**Extracted records**
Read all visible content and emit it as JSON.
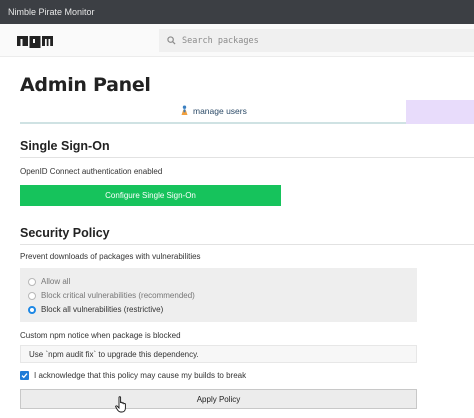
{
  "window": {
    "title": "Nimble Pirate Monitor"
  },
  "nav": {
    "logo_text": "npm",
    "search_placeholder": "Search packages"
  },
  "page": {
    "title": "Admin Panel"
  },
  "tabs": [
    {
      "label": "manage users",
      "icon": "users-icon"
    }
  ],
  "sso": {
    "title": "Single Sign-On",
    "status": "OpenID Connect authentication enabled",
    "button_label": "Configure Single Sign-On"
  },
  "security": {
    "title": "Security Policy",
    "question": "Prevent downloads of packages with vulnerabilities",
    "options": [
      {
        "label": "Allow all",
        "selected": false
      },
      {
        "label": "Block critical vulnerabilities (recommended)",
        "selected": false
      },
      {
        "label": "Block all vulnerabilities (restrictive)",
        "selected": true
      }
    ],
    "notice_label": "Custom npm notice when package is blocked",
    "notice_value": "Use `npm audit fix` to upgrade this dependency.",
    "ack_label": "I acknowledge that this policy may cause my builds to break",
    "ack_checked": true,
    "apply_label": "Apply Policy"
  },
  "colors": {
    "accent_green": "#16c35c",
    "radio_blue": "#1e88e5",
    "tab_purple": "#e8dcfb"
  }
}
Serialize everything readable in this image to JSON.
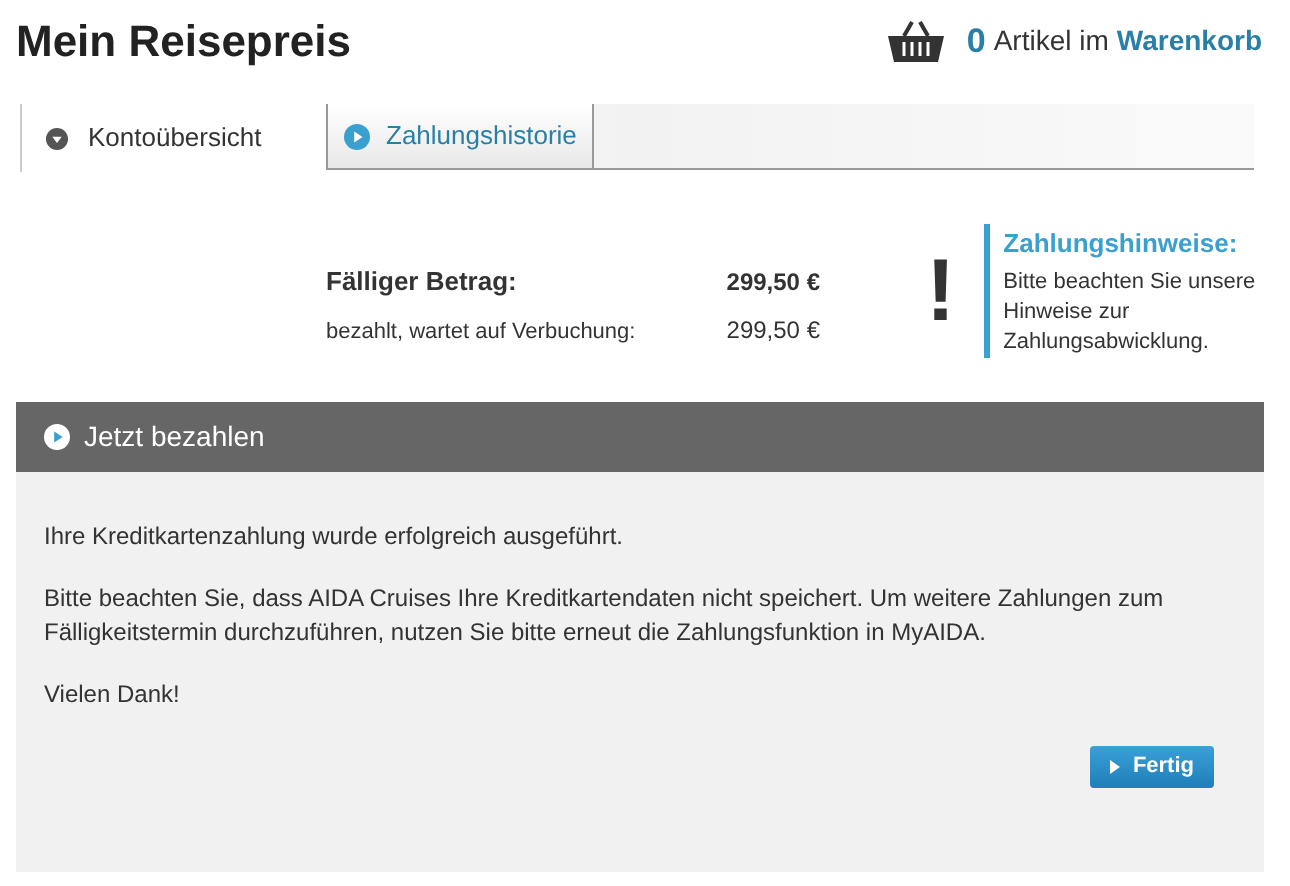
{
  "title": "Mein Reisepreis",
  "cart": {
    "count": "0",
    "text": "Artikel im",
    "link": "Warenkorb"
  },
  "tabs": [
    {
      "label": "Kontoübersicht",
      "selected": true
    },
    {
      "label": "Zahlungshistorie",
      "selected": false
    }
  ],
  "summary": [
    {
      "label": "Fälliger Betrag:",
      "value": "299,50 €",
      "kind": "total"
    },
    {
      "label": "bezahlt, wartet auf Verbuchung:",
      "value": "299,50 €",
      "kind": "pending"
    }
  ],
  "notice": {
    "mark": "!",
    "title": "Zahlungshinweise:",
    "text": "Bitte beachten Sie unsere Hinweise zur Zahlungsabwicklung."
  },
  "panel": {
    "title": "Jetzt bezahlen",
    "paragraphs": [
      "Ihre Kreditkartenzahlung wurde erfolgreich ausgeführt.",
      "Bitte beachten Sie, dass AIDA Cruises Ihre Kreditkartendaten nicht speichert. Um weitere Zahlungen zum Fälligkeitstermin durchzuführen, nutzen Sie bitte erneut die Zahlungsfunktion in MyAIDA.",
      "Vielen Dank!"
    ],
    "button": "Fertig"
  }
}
--
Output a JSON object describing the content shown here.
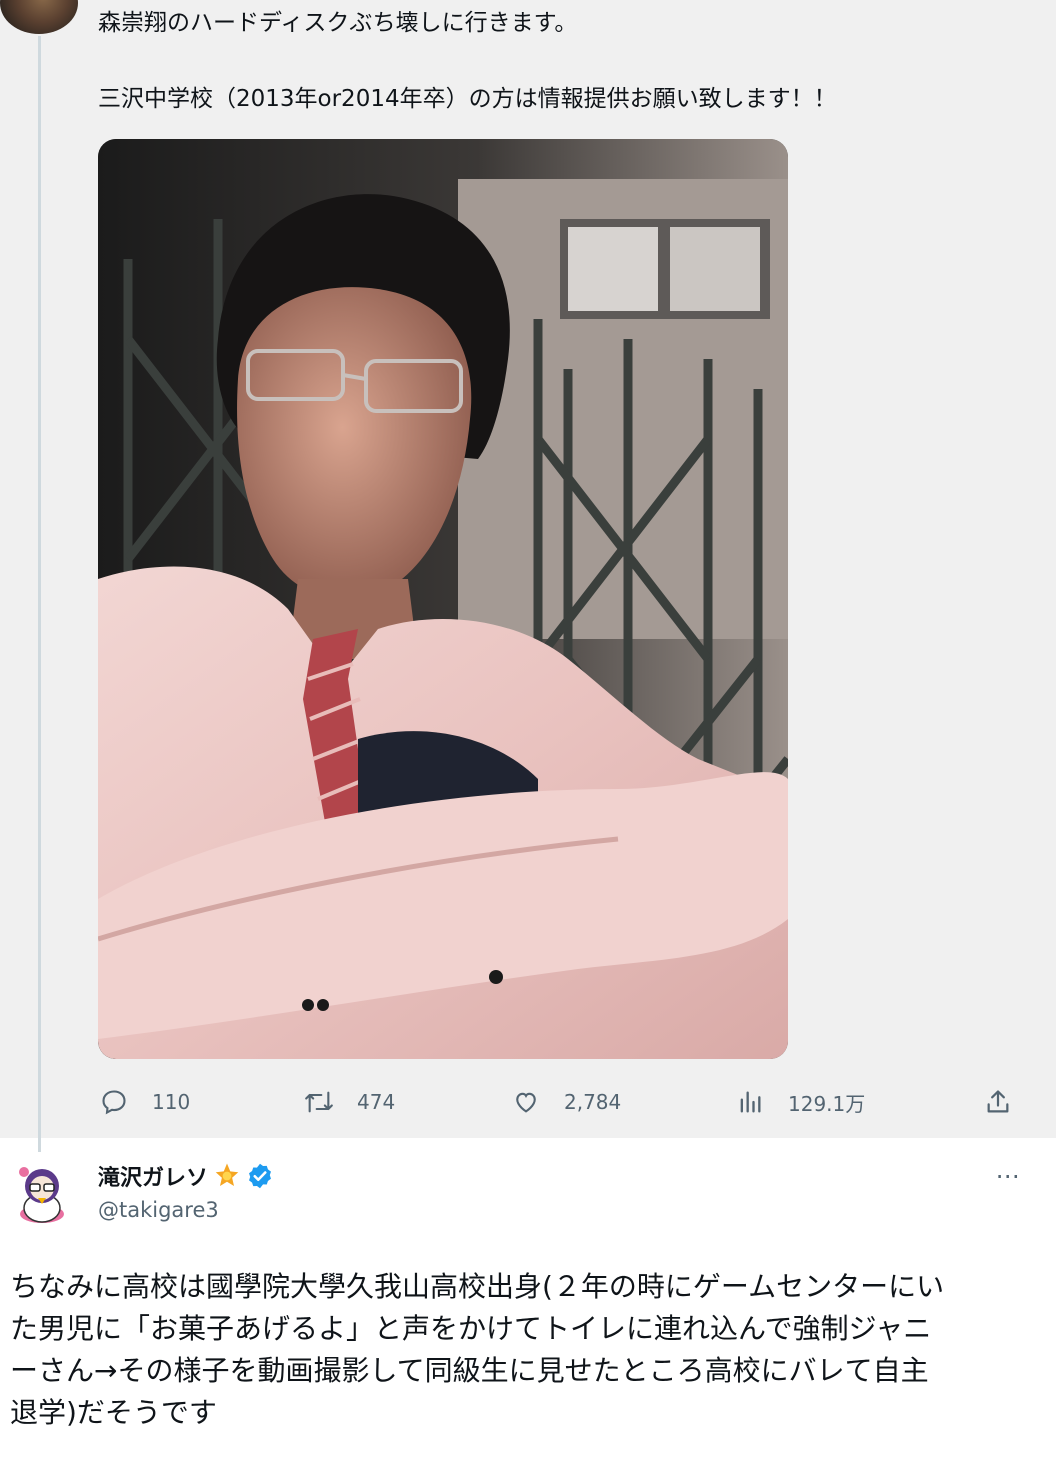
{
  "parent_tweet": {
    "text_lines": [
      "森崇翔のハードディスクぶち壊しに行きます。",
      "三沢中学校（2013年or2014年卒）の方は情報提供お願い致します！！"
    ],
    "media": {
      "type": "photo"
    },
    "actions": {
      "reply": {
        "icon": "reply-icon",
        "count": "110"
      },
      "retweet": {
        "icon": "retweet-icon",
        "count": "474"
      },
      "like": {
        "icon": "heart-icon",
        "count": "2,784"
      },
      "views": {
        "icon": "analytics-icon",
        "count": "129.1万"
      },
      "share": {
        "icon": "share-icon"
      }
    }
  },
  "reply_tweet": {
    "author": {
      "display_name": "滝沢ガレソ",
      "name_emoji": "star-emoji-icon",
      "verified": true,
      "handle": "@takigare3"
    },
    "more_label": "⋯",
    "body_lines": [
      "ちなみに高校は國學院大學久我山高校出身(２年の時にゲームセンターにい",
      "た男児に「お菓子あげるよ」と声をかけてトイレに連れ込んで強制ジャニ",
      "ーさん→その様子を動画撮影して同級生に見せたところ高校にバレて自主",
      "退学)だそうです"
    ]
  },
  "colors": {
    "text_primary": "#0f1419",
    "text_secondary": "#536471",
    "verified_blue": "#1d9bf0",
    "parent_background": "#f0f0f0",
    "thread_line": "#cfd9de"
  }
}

**Instructions for the task**
Locate all lines in the listing above with the word "this". Copy them.

**Expected answer**
    "notice_value": "Use `npm audit fix` to upgrade this dependency.",
    "ack_label": "I acknowledge that this policy may cause my builds to break",
Serialize everything readable in this image to JSON.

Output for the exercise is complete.